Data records
════

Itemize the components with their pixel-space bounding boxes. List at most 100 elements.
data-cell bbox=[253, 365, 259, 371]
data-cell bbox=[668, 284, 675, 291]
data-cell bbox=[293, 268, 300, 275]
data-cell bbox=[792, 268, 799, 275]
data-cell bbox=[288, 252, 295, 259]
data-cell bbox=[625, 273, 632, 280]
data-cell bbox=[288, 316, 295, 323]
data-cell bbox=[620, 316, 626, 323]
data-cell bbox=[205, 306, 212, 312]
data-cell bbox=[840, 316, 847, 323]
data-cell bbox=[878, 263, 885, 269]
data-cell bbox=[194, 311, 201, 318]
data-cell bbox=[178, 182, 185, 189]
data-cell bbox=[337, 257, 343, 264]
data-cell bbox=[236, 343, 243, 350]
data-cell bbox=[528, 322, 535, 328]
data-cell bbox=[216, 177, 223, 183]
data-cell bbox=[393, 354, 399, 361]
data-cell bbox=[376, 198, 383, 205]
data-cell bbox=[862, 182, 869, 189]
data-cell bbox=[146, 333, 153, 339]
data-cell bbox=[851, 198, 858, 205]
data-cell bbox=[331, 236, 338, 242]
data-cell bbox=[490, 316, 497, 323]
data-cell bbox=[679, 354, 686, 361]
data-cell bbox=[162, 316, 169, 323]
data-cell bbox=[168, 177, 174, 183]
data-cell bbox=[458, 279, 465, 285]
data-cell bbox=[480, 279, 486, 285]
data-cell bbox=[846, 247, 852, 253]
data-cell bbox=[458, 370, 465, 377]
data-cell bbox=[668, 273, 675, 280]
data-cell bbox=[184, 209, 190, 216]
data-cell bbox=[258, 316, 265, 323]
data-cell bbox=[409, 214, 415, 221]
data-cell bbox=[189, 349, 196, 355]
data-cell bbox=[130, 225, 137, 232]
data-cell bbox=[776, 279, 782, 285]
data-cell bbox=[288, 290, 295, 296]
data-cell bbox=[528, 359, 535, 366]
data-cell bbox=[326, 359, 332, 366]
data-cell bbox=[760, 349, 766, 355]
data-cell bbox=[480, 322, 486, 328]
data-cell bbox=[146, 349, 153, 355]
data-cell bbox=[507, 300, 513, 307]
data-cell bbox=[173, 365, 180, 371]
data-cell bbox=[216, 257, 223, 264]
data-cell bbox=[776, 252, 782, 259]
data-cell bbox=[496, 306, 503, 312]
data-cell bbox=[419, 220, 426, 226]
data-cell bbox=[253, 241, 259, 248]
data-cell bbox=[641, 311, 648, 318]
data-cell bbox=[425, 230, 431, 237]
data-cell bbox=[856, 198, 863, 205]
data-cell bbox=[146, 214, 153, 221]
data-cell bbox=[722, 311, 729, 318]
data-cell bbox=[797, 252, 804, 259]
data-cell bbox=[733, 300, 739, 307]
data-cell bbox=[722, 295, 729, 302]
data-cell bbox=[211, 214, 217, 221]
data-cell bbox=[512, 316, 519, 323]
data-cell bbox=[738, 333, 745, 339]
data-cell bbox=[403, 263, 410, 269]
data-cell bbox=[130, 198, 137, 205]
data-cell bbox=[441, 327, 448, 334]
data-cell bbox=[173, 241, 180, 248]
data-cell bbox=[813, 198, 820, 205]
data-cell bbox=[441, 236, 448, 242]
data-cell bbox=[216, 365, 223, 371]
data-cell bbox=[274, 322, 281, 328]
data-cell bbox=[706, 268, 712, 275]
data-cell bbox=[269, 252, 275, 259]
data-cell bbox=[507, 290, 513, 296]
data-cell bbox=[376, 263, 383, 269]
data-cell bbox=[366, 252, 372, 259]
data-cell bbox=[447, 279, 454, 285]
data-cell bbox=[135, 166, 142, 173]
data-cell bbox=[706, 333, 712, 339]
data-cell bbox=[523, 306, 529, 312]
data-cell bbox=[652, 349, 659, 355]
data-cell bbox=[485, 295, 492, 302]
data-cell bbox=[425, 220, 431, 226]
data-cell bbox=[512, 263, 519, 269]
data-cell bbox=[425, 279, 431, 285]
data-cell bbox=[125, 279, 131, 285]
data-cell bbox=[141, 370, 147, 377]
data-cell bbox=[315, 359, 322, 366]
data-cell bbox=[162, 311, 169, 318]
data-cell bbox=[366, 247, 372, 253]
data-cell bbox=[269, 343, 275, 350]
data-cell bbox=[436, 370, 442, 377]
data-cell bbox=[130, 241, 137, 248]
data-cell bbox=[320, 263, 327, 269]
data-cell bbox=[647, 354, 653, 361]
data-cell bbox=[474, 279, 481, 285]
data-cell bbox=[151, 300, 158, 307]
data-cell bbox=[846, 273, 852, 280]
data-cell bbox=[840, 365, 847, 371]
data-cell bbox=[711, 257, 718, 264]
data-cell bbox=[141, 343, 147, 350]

════

> _Request_
Write out the lines from the start of the material through the line holding "data-cell bbox=[792, 268, 799, 275]", inclusive, without any changes.

> _Written response_
Itemize the components with their pixel-space bounding boxes. List at most 100 elements.
data-cell bbox=[253, 365, 259, 371]
data-cell bbox=[668, 284, 675, 291]
data-cell bbox=[293, 268, 300, 275]
data-cell bbox=[792, 268, 799, 275]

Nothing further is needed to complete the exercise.